### Data extract
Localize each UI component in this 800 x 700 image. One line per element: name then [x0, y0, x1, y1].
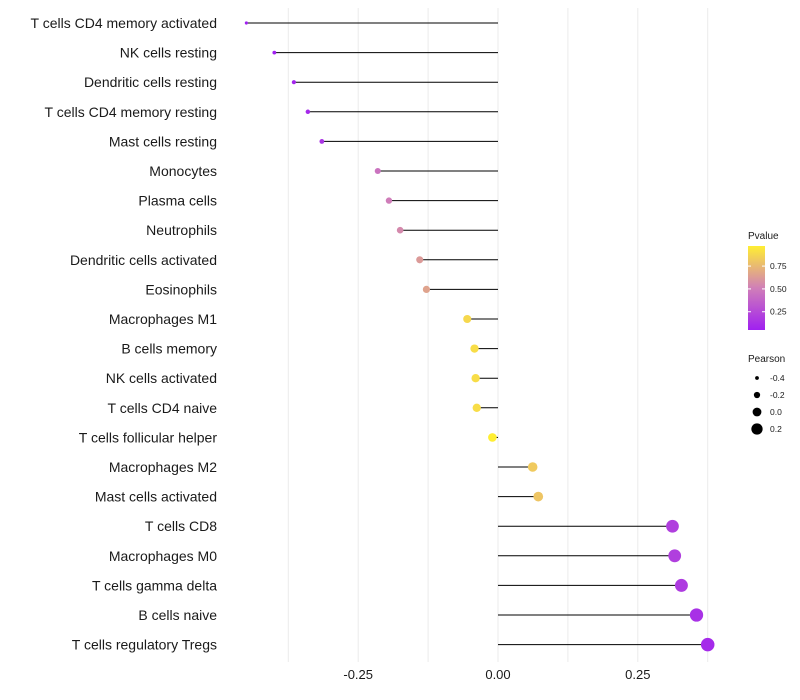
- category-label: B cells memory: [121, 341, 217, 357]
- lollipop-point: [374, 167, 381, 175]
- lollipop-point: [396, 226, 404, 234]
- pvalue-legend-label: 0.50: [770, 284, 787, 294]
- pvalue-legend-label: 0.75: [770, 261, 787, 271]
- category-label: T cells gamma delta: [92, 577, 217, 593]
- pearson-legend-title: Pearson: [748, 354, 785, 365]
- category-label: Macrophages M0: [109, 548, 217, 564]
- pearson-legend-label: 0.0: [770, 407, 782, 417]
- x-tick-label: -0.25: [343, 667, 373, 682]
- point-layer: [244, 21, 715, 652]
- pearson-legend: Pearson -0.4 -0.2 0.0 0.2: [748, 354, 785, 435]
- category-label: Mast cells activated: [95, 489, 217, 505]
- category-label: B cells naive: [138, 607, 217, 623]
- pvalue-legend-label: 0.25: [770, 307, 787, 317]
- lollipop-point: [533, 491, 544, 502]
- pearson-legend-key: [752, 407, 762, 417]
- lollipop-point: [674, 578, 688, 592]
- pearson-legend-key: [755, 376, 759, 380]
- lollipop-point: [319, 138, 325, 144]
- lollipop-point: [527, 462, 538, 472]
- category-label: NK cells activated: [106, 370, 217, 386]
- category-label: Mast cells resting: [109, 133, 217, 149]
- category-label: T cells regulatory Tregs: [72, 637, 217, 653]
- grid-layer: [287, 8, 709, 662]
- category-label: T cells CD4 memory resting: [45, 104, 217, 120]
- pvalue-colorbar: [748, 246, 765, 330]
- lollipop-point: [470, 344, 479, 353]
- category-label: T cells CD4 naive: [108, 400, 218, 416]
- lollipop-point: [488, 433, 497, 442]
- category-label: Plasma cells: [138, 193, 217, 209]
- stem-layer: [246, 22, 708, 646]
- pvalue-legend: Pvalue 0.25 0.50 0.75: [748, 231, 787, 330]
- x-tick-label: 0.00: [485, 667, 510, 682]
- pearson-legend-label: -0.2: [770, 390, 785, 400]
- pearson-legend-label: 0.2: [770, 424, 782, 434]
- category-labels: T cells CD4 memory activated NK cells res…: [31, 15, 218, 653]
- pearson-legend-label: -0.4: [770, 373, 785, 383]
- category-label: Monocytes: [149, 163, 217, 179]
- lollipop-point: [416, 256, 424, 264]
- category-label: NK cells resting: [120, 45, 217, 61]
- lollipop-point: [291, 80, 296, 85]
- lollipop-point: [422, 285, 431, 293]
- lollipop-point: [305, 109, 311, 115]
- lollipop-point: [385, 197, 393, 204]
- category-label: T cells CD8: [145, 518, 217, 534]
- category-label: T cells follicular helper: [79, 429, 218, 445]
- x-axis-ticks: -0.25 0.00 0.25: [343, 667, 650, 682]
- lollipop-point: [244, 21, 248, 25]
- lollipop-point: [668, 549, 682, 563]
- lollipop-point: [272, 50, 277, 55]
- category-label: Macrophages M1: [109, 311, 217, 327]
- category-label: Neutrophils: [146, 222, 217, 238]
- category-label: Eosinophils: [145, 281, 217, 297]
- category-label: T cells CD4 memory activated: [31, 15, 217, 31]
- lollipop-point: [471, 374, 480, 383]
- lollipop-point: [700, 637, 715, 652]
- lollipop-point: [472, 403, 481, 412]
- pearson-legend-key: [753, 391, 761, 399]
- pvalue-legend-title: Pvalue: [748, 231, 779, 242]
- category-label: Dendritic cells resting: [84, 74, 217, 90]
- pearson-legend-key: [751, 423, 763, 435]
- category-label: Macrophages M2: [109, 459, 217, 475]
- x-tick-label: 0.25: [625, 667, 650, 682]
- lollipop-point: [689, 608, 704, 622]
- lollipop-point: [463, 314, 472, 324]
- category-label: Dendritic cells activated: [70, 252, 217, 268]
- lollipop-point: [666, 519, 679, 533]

### Work item
The reply must consist of the records, repeated exactly, minus any images.

### Result of the task
Localize each UI component in this 800 x 700 image. One line per element: name then [x0, y0, x1, y1].
- category-label: B cells memory: [121, 341, 217, 357]
- lollipop-point: [374, 167, 381, 175]
- lollipop-point: [396, 226, 404, 234]
- pvalue-legend-label: 0.50: [770, 284, 787, 294]
- pvalue-legend-label: 0.75: [770, 261, 787, 271]
- category-label: T cells gamma delta: [92, 577, 217, 593]
- pearson-legend-title: Pearson: [748, 354, 785, 365]
- category-label: Macrophages M0: [109, 548, 217, 564]
- pearson-legend-label: 0.0: [770, 407, 782, 417]
- x-tick-label: -0.25: [343, 667, 373, 682]
- point-layer: [244, 21, 715, 652]
- pearson-legend: Pearson -0.4 -0.2 0.0 0.2: [748, 354, 785, 435]
- category-label: Mast cells activated: [95, 489, 217, 505]
- category-label: B cells naive: [138, 607, 217, 623]
- pvalue-legend-label: 0.25: [770, 307, 787, 317]
- lollipop-point: [533, 491, 544, 502]
- pearson-legend-key: [752, 407, 762, 417]
- lollipop-point: [674, 578, 688, 592]
- pearson-legend-key: [755, 376, 759, 380]
- lollipop-point: [319, 138, 325, 144]
- lollipop-point: [527, 462, 538, 472]
- category-label: NK cells activated: [106, 370, 217, 386]
- category-label: Mast cells resting: [109, 133, 217, 149]
- category-label: T cells regulatory Tregs: [72, 637, 217, 653]
- grid-layer: [287, 8, 709, 662]
- category-label: T cells CD4 memory resting: [45, 104, 217, 120]
- pvalue-colorbar: [748, 246, 765, 330]
- lollipop-point: [470, 344, 479, 353]
- category-label: T cells CD4 naive: [108, 400, 218, 416]
- lollipop-point: [488, 433, 497, 442]
- category-label: Plasma cells: [138, 193, 217, 209]
- stem-layer: [246, 22, 708, 646]
- pvalue-legend: Pvalue 0.25 0.50 0.75: [748, 231, 787, 330]
- x-tick-label: 0.00: [485, 667, 510, 682]
- pearson-legend-label: -0.2: [770, 390, 785, 400]
- pearson-legend-label: 0.2: [770, 424, 782, 434]
- category-labels: T cells CD4 memory activated NK cells res…: [31, 15, 218, 653]
- pearson-legend-label: -0.4: [770, 373, 785, 383]
- category-label: Monocytes: [149, 163, 217, 179]
- lollipop-point: [416, 256, 424, 264]
- category-label: NK cells resting: [120, 45, 217, 61]
- lollipop-point: [291, 80, 296, 85]
- lollipop-point: [422, 285, 431, 293]
- lollipop-point: [305, 109, 311, 115]
- lollipop-point: [385, 197, 393, 204]
- category-label: T cells CD8: [145, 518, 217, 534]
- category-label: T cells follicular helper: [79, 429, 218, 445]
- x-axis-ticks: -0.25 0.00 0.25: [343, 667, 650, 682]
- lollipop-point: [244, 21, 248, 25]
- lollipop-point: [668, 549, 682, 563]
- lollipop-point: [272, 50, 277, 55]
- category-label: Macrophages M1: [109, 311, 217, 327]
- category-label: Neutrophils: [146, 222, 217, 238]
- category-label: Eosinophils: [145, 281, 217, 297]
- category-label: T cells CD4 memory activated: [31, 15, 217, 31]
- lollipop-point: [471, 374, 480, 383]
- lollipop-point: [700, 637, 715, 652]
- lollipop-point: [472, 403, 481, 412]
- pearson-legend-key: [753, 391, 761, 399]
- pvalue-legend-title: Pvalue: [748, 231, 779, 242]
- category-label: Dendritic cells resting: [84, 74, 217, 90]
- pearson-legend-key: [751, 423, 763, 435]
- category-label: Macrophages M2: [109, 459, 217, 475]
- x-tick-label: 0.25: [625, 667, 650, 682]
- lollipop-point: [689, 608, 704, 622]
- lollipop-point: [463, 314, 472, 324]
- category-label: Dendritic cells activated: [70, 252, 217, 268]
- lollipop-point: [666, 519, 679, 533]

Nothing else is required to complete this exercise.